Summa is also committed to strong impact measurement. Portfolio companies are required to report on both fundamental and game-changing impact along with financial reporting. This reporting includes data snapshots aligned with the Principal Adverse Indicators.

Appendix A: Overview of impact due diligence criteria

I. Impact fundamentals:

Does this company have the ‘house in order’ when it comes to impact fundamentals as addressed in the SFDR and, where relevant, the EU Taxonomy?

Synced with LDD and ODD

A. Do No Significant Harm:

Does the investment meet Do Significant Harm (DNSH) requirements under SFDR? If there is risk, how will Summa materially reduce risk?

B. Good Governance:

Does the company have basic good governance in place, including Via Summa compliance and EU Taxonomy minimum safeguards?
  • Does the company pass good governance test for sound management structures, employee relations, remuneration of staff, and tax compliance?

C. Red Flags:

Are there any red flags on ESG topics beyond those considered under SFDR and EU Taxonomy? For companies that are EU Taxonomy eligible, what is the initial view of Taxonomy alignment?

II. Contribution:

Does the investment contribute to addressing specific environmental and/or social challenge(s) as identified in impact alignment screening?

Synced with CDD where relevant

A. Evidence of impact:

What is the evidence base for impact?
  • Does the approach represent a known/proven solution? Does the company have a track record of driving impact outcomes?
  • What percentage of the business (e.g., in terms of revenue) is aligned with positive impact?

B. Impact at scale:

What is the potential for impact on this problem, if the company were operating globally?
  • Could the company move the needle on the challenge if global (e.g., address 5% of GHG emissions from food) or drive an inflection point (e.g., change rules of the game for all players)?
  • How does scale potential relate to depth or duration of impact?

C. Additionality:

Does the company represent additionality in impact? Will it inspire others in the industry?
  • To what extent does impact go beyond existing trends and standards, due to better performance on core sustainability issue and/or a more accelerated path to impact at scale compared to peers? Quantify relative to peers/standards wherever possible.

D. Positive across value chain:

To what extent does the company drive positive impact on the relevant challenge(s) across the full value chain, including upstream and downstream?
  • Where upstream and/or downstream factors have a large effect on relevant outcomes, how can the company influence these factors as part of its contribution to the problem?

E. Co-linearity:

Does the impact opportunity represent co-linearity with the business today or in the future (i.e., as business grows, impact grows)?
  • Where relevant, what is the business case for evolving a company’s business model to greater impact (e.g., how does it future proof the business)? What is the expected cost/investment needed?
  • How are impact goals aligned with, or in opposition to, priorities around margins, value proposition, and growth? Given this, what are potential value creation levers aligned with impact?

F. Control:

Does the company have meaningful control over impact, or indirect influence?
  • To what extent is impact dependent on customer decisions, e.g., a customer choosing a more sustainable product over a less sustainable product that is also offered or using products in a specific, more sustainable way?

* **Set problem 1**: According to the impact due diligence text, what must portfolio companies report on along with financial reporting?
* **Set problem 2**: Please transcribe the impact due diligence text from "Does the impact" to "more sustainable way?".
Rely only on the impact due diligence text.

(Annotated region listings)
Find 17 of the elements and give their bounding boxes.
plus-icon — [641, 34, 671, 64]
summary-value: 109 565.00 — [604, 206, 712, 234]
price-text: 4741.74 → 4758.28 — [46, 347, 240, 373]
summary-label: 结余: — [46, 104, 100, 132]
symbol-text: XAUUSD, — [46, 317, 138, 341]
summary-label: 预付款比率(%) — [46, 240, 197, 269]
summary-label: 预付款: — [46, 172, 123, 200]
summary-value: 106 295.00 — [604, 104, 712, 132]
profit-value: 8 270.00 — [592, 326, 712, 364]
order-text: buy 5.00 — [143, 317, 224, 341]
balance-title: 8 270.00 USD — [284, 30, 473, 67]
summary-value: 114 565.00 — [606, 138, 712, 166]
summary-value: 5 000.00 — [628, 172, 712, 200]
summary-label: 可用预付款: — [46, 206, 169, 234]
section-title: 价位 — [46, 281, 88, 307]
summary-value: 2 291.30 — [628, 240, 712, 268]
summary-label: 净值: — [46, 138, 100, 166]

* **Exercise output 1**: Both fundamental and game-changing impact.

* **Exercise output 2**:
Does the impact opportunity represent co-linearity with the business today or in the future (i.e., as business grows, impact grows)?
  • Where relevant, what is the business case for evolving a company’s business model to greater impact (e.g., how does it future proof the business)? What is the expected cost/investment needed?
  • How are impact goals aligned with, or in opposition to, priorities around margins, value proposition, and growth? Given this, what are potential value creation levers aligned with impact?

F. Control:

Does the company have meaningful control over impact, or indirect influence?
  • To what extent is impact dependent on customer decisions, e.g., a customer choosing a more sustainable product over a less sustainable product that is also offered or using products in a specific, more sustainable way?